Look through the material and tally each line bearing the word "JSON". Give only the total.

Recorded data:
════
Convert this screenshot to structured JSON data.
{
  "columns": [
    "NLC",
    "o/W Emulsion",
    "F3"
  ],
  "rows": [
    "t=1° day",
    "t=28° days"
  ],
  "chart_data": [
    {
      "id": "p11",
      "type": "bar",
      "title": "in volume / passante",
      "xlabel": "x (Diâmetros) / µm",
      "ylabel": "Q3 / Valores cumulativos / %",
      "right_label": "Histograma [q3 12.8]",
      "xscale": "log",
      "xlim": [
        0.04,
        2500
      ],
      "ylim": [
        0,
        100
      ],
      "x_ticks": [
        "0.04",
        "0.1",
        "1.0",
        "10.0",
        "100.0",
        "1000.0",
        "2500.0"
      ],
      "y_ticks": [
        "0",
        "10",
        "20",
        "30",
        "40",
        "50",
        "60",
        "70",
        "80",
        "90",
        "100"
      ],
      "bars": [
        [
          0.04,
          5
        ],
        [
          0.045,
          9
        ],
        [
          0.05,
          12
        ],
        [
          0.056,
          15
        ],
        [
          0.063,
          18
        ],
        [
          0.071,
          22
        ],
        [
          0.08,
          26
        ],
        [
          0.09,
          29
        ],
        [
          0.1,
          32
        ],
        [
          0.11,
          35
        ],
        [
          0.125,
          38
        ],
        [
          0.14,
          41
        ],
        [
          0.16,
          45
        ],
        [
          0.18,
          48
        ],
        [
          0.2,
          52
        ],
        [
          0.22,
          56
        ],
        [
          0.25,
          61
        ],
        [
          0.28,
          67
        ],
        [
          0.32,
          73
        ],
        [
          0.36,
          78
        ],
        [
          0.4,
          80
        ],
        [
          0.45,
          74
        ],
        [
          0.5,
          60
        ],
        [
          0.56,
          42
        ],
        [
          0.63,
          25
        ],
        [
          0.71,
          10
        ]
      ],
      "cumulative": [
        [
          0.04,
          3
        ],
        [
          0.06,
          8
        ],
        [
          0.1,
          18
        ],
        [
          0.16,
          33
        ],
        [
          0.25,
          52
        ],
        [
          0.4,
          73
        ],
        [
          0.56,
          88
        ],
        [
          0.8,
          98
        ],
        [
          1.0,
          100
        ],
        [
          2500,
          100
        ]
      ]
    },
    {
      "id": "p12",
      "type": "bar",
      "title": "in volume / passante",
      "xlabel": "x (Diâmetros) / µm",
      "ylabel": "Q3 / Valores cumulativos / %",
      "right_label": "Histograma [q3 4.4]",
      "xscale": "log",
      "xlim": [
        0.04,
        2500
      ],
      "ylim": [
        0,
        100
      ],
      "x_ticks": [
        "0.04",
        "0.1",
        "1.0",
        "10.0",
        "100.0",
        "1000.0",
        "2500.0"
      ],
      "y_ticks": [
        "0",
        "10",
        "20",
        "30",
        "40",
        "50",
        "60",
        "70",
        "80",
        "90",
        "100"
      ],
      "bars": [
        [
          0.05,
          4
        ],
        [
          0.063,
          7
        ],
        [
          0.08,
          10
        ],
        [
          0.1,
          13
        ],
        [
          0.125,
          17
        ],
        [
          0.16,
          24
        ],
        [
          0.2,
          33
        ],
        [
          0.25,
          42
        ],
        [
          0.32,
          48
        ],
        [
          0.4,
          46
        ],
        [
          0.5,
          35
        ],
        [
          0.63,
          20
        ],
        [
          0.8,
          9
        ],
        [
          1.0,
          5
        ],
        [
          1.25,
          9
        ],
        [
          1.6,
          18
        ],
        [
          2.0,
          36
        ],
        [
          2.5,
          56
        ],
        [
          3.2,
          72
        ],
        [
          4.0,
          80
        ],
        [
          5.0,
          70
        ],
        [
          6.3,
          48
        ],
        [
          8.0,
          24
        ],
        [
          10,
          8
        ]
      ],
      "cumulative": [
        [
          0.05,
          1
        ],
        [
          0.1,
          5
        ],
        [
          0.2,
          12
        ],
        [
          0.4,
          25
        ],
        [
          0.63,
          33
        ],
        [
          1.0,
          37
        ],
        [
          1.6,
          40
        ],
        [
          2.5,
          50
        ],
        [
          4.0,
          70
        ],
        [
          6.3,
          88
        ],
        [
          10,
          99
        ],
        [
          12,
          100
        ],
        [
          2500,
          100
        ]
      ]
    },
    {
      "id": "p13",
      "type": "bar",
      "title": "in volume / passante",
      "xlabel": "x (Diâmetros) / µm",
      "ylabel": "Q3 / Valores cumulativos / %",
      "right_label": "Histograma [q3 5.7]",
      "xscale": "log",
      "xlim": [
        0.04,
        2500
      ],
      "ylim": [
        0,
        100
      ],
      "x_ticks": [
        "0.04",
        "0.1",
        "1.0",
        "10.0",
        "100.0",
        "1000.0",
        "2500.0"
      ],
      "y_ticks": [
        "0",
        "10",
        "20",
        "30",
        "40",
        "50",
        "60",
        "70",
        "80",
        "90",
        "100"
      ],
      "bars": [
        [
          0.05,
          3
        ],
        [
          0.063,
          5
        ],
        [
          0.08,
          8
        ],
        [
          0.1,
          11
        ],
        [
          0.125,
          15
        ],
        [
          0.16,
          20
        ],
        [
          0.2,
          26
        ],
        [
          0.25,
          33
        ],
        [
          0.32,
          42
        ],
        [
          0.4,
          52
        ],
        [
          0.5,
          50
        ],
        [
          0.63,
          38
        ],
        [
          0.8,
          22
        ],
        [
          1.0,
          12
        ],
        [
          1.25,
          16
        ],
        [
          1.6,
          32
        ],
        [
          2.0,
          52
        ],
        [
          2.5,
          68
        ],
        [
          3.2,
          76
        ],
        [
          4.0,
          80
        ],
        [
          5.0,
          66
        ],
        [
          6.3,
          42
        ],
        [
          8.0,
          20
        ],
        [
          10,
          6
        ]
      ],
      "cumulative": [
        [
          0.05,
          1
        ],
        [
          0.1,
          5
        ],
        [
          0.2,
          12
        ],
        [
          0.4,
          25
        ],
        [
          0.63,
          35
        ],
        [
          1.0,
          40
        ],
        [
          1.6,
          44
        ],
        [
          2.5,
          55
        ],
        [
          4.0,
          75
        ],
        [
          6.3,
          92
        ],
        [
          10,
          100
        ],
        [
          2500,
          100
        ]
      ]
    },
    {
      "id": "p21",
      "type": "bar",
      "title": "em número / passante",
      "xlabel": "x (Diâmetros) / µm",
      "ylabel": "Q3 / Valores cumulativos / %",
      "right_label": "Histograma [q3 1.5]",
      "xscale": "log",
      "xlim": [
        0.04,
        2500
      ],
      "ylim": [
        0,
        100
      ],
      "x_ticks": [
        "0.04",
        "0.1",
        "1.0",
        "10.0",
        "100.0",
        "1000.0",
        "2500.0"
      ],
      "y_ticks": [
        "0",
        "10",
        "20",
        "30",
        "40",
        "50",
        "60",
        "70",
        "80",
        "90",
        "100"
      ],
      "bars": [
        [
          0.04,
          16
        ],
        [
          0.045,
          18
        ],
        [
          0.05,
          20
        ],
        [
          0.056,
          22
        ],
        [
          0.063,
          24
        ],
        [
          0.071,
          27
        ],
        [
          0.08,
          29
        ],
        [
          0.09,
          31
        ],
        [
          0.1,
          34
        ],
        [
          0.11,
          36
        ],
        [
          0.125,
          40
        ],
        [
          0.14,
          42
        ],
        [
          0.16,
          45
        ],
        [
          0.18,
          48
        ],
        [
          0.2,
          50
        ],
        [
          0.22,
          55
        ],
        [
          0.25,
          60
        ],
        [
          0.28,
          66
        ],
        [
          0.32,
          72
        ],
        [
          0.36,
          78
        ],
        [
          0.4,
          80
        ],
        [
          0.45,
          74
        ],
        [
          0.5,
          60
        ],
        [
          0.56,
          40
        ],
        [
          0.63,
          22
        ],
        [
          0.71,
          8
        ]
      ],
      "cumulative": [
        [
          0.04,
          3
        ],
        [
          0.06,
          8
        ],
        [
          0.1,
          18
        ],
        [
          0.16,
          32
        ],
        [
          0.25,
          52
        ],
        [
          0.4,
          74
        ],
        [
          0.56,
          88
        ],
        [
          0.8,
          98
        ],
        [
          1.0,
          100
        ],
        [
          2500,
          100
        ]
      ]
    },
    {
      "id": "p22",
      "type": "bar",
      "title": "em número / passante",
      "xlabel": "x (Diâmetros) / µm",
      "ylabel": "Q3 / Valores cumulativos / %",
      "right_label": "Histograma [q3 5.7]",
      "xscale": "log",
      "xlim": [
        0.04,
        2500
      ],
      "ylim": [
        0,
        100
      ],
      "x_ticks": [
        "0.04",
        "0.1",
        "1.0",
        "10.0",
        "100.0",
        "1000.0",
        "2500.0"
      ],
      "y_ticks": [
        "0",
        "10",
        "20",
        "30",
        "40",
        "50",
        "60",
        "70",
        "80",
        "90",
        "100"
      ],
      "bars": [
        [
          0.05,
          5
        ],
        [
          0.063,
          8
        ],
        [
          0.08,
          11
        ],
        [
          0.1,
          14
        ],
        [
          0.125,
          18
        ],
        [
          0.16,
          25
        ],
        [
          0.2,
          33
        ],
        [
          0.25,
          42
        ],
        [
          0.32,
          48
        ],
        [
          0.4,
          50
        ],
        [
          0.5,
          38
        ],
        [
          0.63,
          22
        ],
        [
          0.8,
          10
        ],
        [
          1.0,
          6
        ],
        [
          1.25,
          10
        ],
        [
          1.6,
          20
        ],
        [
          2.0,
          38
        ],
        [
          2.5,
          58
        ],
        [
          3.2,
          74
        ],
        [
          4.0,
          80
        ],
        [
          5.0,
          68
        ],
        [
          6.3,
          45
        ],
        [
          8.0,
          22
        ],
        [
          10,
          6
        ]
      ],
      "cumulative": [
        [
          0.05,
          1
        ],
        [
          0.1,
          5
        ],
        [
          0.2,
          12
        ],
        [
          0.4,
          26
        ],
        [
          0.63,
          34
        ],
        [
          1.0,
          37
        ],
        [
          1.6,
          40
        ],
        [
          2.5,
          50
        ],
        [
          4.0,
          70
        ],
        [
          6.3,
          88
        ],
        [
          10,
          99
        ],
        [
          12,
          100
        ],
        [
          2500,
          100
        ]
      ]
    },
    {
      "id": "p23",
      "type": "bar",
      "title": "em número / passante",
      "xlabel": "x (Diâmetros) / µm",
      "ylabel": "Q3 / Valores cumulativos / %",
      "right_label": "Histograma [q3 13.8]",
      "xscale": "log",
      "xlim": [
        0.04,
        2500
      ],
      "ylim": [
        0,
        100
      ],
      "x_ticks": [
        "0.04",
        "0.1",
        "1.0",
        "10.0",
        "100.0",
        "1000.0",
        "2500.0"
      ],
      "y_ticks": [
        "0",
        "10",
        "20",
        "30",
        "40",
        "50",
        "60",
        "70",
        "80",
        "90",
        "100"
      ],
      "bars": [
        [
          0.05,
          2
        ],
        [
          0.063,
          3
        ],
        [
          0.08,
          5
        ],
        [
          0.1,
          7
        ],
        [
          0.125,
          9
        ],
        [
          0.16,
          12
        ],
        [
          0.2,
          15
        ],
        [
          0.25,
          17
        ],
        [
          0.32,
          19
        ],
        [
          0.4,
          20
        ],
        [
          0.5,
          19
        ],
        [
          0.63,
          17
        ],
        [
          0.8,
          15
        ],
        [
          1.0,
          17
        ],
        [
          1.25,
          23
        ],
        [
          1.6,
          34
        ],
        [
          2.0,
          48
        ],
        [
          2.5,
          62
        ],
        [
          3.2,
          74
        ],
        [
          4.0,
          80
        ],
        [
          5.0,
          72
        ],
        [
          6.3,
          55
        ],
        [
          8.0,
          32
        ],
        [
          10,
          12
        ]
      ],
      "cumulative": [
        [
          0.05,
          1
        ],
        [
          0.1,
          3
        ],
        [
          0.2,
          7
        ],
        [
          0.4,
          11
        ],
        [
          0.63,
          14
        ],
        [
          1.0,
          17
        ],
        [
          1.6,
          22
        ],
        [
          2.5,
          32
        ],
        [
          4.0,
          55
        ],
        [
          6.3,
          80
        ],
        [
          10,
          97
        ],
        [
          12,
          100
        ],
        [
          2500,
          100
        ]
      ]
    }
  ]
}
════
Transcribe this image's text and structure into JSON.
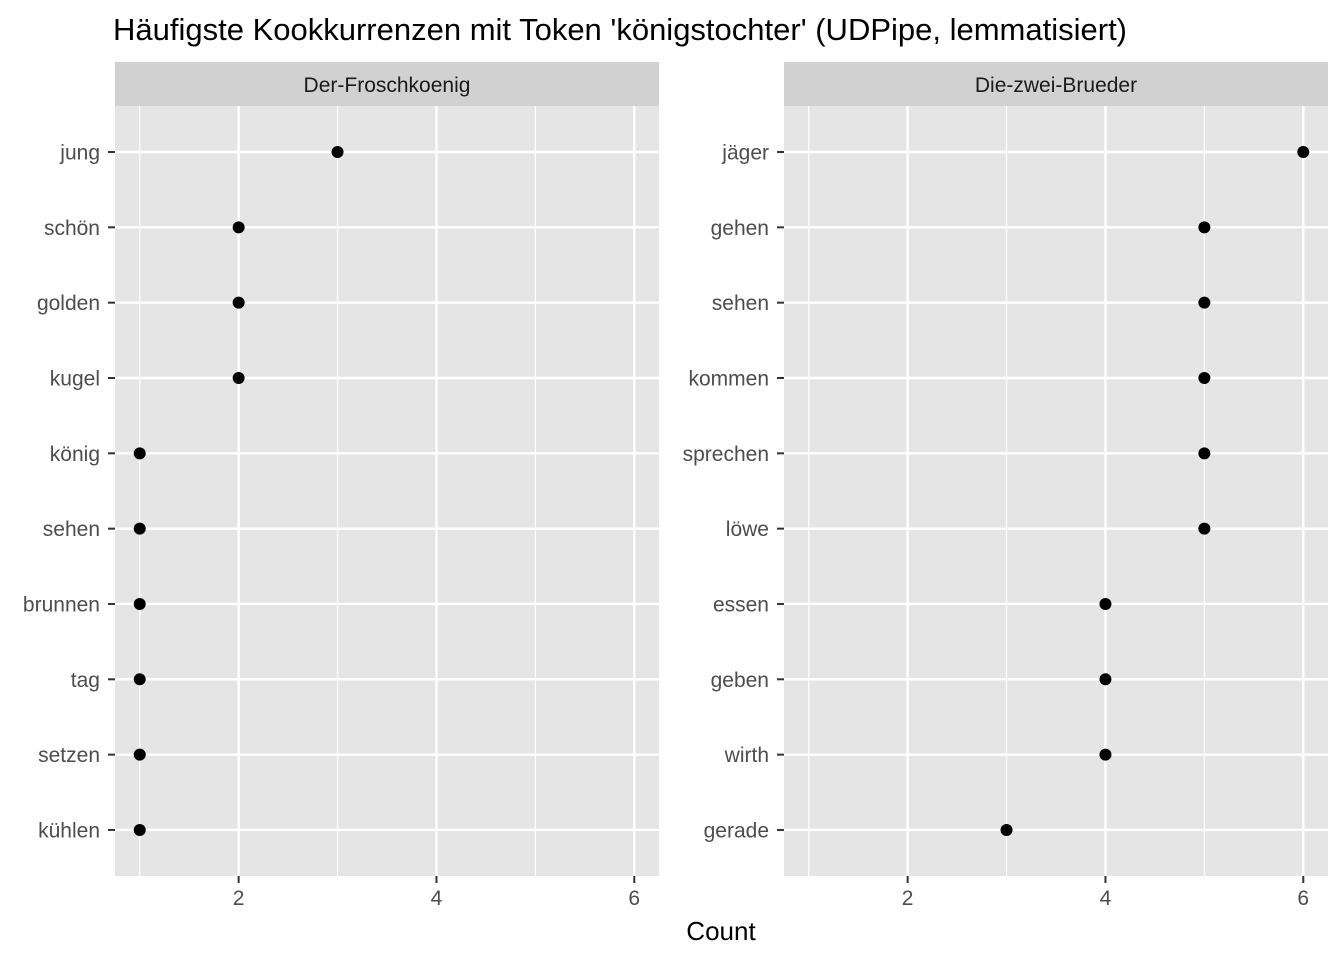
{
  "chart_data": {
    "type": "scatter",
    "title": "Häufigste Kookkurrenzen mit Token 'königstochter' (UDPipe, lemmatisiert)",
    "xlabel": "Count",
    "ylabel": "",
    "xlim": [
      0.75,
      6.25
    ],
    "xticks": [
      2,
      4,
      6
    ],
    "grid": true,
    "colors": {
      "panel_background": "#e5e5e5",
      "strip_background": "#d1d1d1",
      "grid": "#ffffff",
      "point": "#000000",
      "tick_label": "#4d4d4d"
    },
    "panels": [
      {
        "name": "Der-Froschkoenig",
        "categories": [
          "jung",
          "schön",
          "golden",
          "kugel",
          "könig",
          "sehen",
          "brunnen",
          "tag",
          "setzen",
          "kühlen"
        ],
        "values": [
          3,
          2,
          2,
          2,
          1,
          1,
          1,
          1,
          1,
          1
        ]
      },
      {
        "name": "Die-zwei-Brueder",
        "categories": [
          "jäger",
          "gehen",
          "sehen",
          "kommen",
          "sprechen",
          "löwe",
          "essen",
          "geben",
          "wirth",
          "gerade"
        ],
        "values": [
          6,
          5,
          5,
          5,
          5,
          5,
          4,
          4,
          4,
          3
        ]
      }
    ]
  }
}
════
Final result: 2